> Objectives:
[A] Quote the stretch of the email etiquette article from "1. Dealing with" through "maybe you are." word for word.
[B] Extend the article on annoying people by email, starting right after its last sentence.

> Text passage:

□ □ □ □ □

How to P*** People off in Emails

Emails are great. How did we manage without them? I’m only being slightly sarcastic here, because emails have become a critical element of work communications in the 21st century, but we can be swamped by them, resulting in missed request and information unseen.

Hence, an important part of communications skills training is learning how to write emails so you don’t annoy the recipient, and actually get the reply you want – or even get a reply at all.

There are three common ways that you can annoy someone with email communications:

  • ignore requests;
  • don’t address the sender when you reply – just go straight into the message, or miss out the salutation;
  • ‘shout’ at them.
  1. Dealing with requests (when you’ve no time) – or, the art of writing ‘Holding Emails’

Imagine you’re seeking information or clarification on something, so you fire off an email and nothing comes back. You wait a day, maybe two. Perhaps even a week later, zilch. Radio silence. What are you thinking? It’s a bit like being ignored. Actually, it’s completely like being ignored and maybe you are.

□ □ □ □ □

> Data:
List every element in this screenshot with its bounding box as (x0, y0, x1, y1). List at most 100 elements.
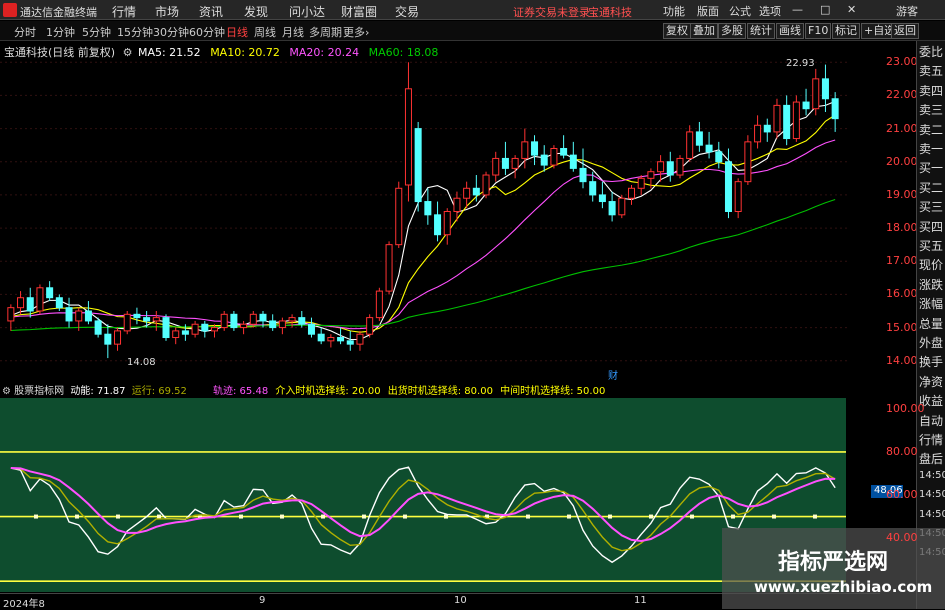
menu-right-item[interactable]: 选项 (759, 3, 781, 19)
indicator-header: ⚙ 股票指标网 动能: 71.87 运行: 69.52 (2, 382, 187, 397)
candle-body (114, 330, 122, 345)
side-panel-item[interactable]: 14:50 (919, 509, 945, 520)
menu-right-item[interactable]: 公式 (729, 3, 751, 19)
candle-body (133, 313, 141, 319)
close-button[interactable]: ✕ (847, 3, 856, 16)
minimize-button[interactable]: — (792, 3, 803, 16)
candlestick-chart[interactable] (0, 41, 880, 379)
candle-body (123, 313, 131, 332)
side-panel-item[interactable]: 行情 (919, 431, 943, 448)
side-panel-item[interactable]: 卖一 (919, 140, 943, 157)
guest-label[interactable]: 游客 (896, 3, 918, 19)
tab-multi-period[interactable]: 多周期 (309, 24, 342, 40)
tab-daily[interactable]: 日线 (226, 24, 248, 40)
menu-item[interactable]: 行情 (112, 3, 136, 20)
tab-weekly[interactable]: 周线 (254, 24, 276, 40)
candle-body (249, 313, 257, 325)
side-panel-item[interactable]: 外盘 (919, 334, 943, 351)
side-panel-item[interactable]: 换手 (919, 353, 943, 370)
button-draw[interactable]: 画线 (776, 23, 804, 39)
level-dot (608, 514, 612, 519)
candle-body (531, 141, 539, 156)
side-panel-item[interactable]: 卖二 (919, 121, 943, 138)
candle-body (259, 313, 267, 322)
side-panel-item[interactable]: 14:50 (919, 470, 945, 481)
chuhuo-value: 出货时机选择线: 80.00 (387, 386, 493, 397)
button-stats[interactable]: 统计 (747, 23, 775, 39)
side-panel-item[interactable]: 买三 (919, 198, 943, 215)
candle-body (705, 144, 713, 153)
candle-body (7, 307, 15, 322)
candle-body (724, 161, 732, 213)
menu-item[interactable]: 问小达 (289, 3, 325, 20)
tab-60min[interactable]: 60分钟 (189, 24, 225, 40)
candle-body (356, 333, 364, 345)
side-panel-item[interactable]: 14:50 (919, 489, 945, 500)
settings-gear-icon[interactable]: ⚙ (123, 46, 133, 59)
button-overlay[interactable]: 叠加 (690, 23, 718, 39)
menu-right-item[interactable]: 版面 (697, 3, 719, 19)
tab-more[interactable]: 更多› (343, 24, 369, 40)
side-panel-item[interactable]: 涨幅 (919, 295, 943, 312)
side-panel-item[interactable]: 盘后 (919, 450, 943, 467)
tab-monthly[interactable]: 月线 (282, 24, 304, 40)
candle-body (55, 297, 63, 309)
button-multi-stock[interactable]: 多股 (718, 23, 746, 39)
button-mark[interactable]: 标记 (832, 23, 860, 39)
candle-body (46, 287, 54, 299)
side-panel-item[interactable]: 卖四 (919, 82, 943, 99)
candle-body (307, 323, 315, 335)
candle-body (191, 323, 199, 335)
tab-30min[interactable]: 30分钟 (153, 24, 189, 40)
period-toolbar: 分时 1分钟 5分钟 15分钟 30分钟 60分钟 日线 周线 月线 多周期 更… (0, 21, 945, 41)
menu-right-item[interactable]: 功能 (663, 3, 685, 19)
side-panel-item[interactable]: 买二 (919, 179, 943, 196)
menu-item[interactable]: 资讯 (199, 3, 223, 20)
stock-link[interactable]: 宝通科技 (588, 4, 632, 20)
candle-body (463, 187, 471, 199)
menu-item[interactable]: 市场 (155, 3, 179, 20)
menu-item[interactable]: 财富圈 (341, 3, 377, 20)
button-fuquan[interactable]: 复权 (663, 23, 691, 39)
price-tick-label: 21.00 (886, 121, 918, 135)
indicator-tick-label: 40.00 (886, 531, 918, 545)
tab-15min[interactable]: 15分钟 (117, 24, 153, 40)
side-panel-item[interactable]: 总量 (919, 315, 943, 332)
side-panel-item[interactable]: 卖三 (919, 101, 943, 118)
side-panel-item[interactable]: 委比 (919, 43, 943, 60)
level-dot (690, 514, 694, 519)
app-title: 通达信金融终端 (20, 6, 97, 19)
side-panel-item[interactable]: 买四 (919, 218, 943, 235)
button-back[interactable]: 返回 (891, 23, 919, 39)
trade-login-notice[interactable]: 证券交易未登录 (513, 4, 590, 20)
tab-1min[interactable]: 1分钟 (46, 24, 75, 40)
side-panel-item[interactable]: 买一 (919, 159, 943, 176)
side-panel-item[interactable]: 净资 (919, 373, 943, 390)
tab-5min[interactable]: 5分钟 (82, 24, 111, 40)
indicator-gear-icon[interactable]: ⚙ (2, 386, 11, 397)
date-label: 9 (259, 595, 266, 606)
menu-item[interactable]: 交易 (395, 3, 419, 20)
side-panel-item[interactable]: 现价 (919, 256, 943, 273)
side-panel-item[interactable]: 卖五 (919, 62, 943, 79)
candle-body (715, 151, 723, 163)
candle-body (298, 317, 306, 325)
side-panel-item[interactable]: 买五 (919, 237, 943, 254)
candle-body (482, 174, 490, 196)
candle-body (589, 181, 597, 196)
candle-body (812, 78, 820, 110)
date-label: 11 (634, 595, 647, 606)
ma5-line (10, 100, 836, 341)
button-f10[interactable]: F10 (805, 23, 832, 39)
maximize-button[interactable]: □ (820, 3, 830, 16)
side-panel-item[interactable]: 涨跌 (919, 276, 943, 293)
level-dot (444, 514, 448, 519)
ma20-label: MA20: 20.24 (289, 46, 360, 59)
menu-item[interactable]: 发现 (244, 3, 268, 20)
watermark-title: 指标严选网 (778, 550, 889, 575)
indicator-tick-label: 80.00 (886, 444, 918, 458)
tab-fenshi[interactable]: 分时 (14, 24, 36, 40)
candle-body (501, 157, 509, 169)
candle-body (821, 78, 829, 100)
price-tick-label: 23.00 (886, 55, 918, 69)
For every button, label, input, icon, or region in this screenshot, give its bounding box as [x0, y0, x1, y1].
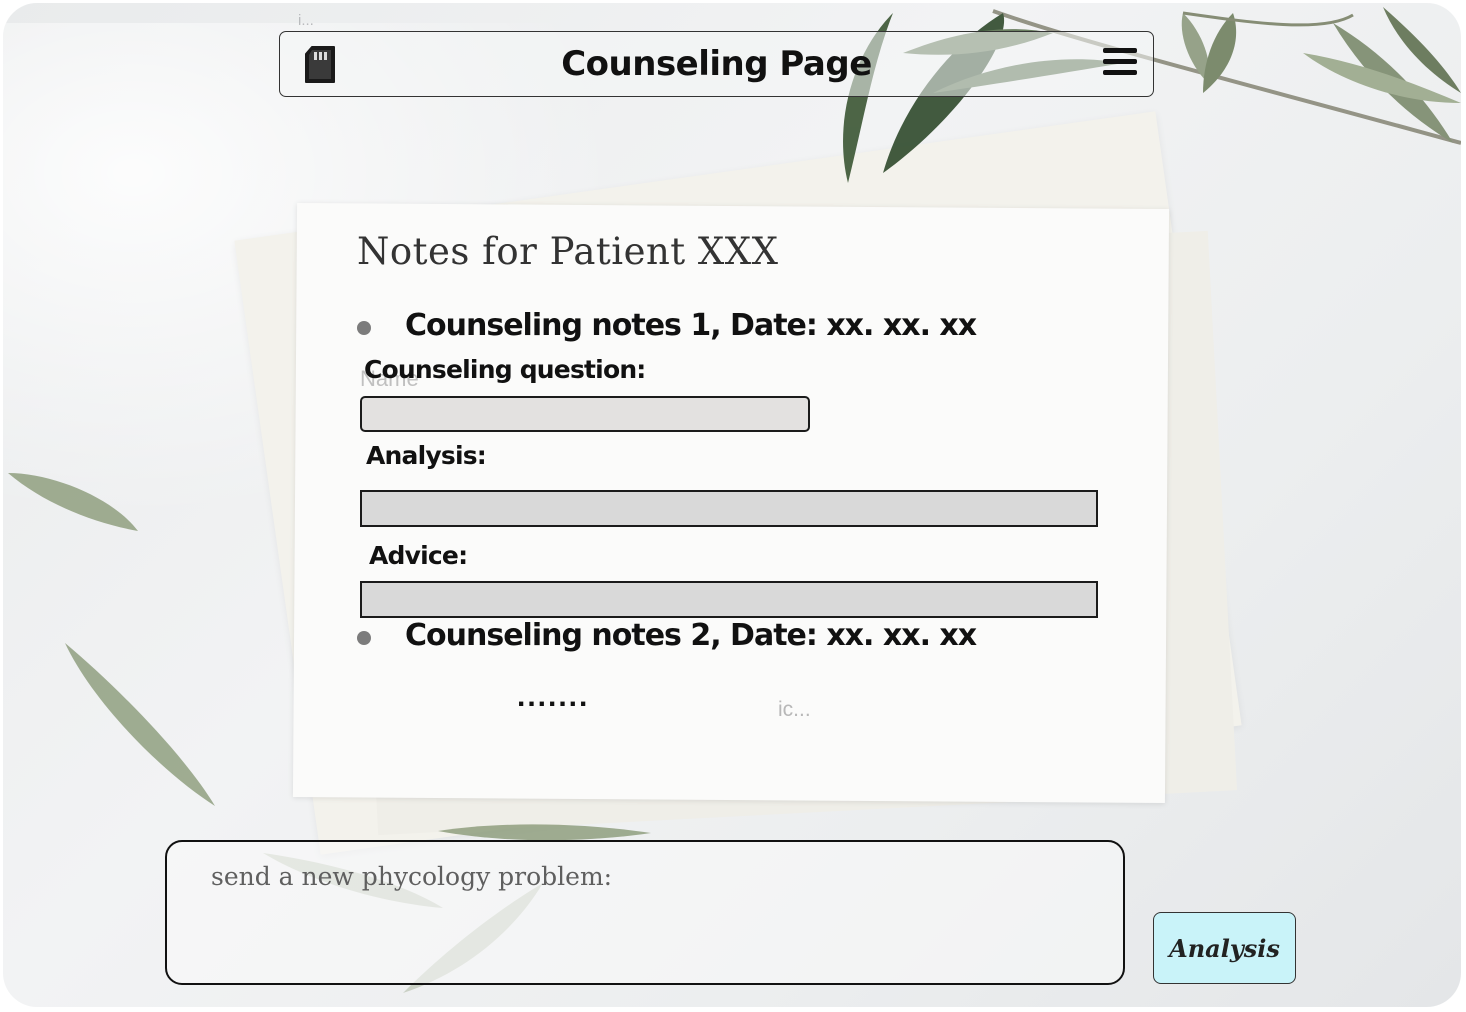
advice-label: Advice: [369, 541, 468, 570]
ghost-label-top: i... [298, 12, 314, 29]
hamburger-menu-icon[interactable] [1103, 48, 1137, 80]
counseling-question-label: Counseling question: [364, 355, 646, 384]
top-bar: Counseling Page [279, 31, 1154, 97]
ghost-ic-label: ic... [778, 698, 811, 721]
analysis-button[interactable]: Analysis [1153, 912, 1296, 984]
analysis-field[interactable] [360, 490, 1098, 527]
problem-input[interactable] [211, 862, 1071, 962]
note-heading-1: Counseling notes 1, Date: xx. xx. xx [405, 308, 977, 343]
notes-title: Notes for Patient XXX [357, 230, 779, 273]
note-heading-2: Counseling notes 2, Date: xx. xx. xx [405, 618, 977, 653]
more-notes-ellipsis: ....... [517, 680, 590, 713]
counseling-question-field[interactable] [360, 396, 810, 432]
advice-field[interactable] [360, 581, 1098, 618]
analysis-label: Analysis: [366, 441, 487, 470]
bullet-icon [357, 321, 371, 335]
problem-composer [165, 840, 1125, 985]
page-title: Counseling Page [561, 44, 872, 84]
bullet-icon [357, 631, 371, 645]
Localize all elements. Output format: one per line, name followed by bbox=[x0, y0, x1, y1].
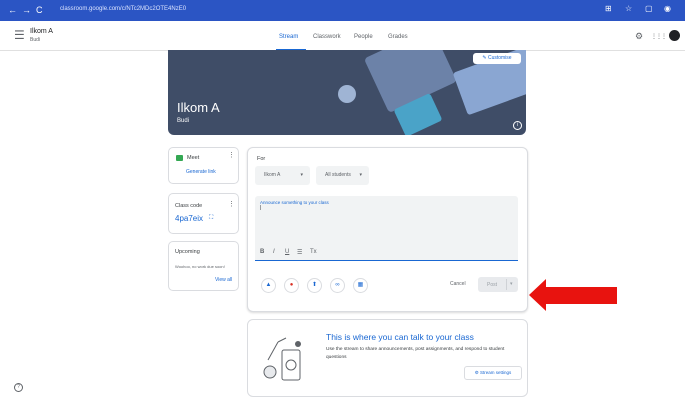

□ □ □ □ □

> Answers:
[A]
1. Dealing with requests (when you’ve no time) – or, the art of writing ‘Holding Emails’

Imagine you’re seeking information or clarification on something, so you fire off an email and nothing comes back. You wait a day, maybe two. Perhaps even a week later, zilch. Radio silence. What are you thinking? It’s a bit like being ignored. Actually, it’s completely like being ignored and maybe you are.

[B]
Now, let’s look at this as if you’re the recipient. The sender may have requested copies/PDFs/figures/data etc and you just can’t get round to it at the moment. It’s really not the most important task on your ‘to do’ list, what with seeing clients, meetings, collating data for someone else blah, blah, blah, and there’s another 102 emails in your inbox that you have to sort through.

So, this is where ‘Holding Emails’ come in. Personally, I lerrrrvvvvve them. Here’s why:

  • they’re a way of making sure the sender knows s/he is on your radar and attention will be given to their needs;
  • the recipient still gets to maintain task priorities.

So here’s an example of how you’d write a holding email:

“Thanks for your email, Guy. I can collect the data that you need for Friday. Will that be OK?”

I know, Holding Emails aren’t exactly literary masterpieces.

You don’t need an MBA to learn this.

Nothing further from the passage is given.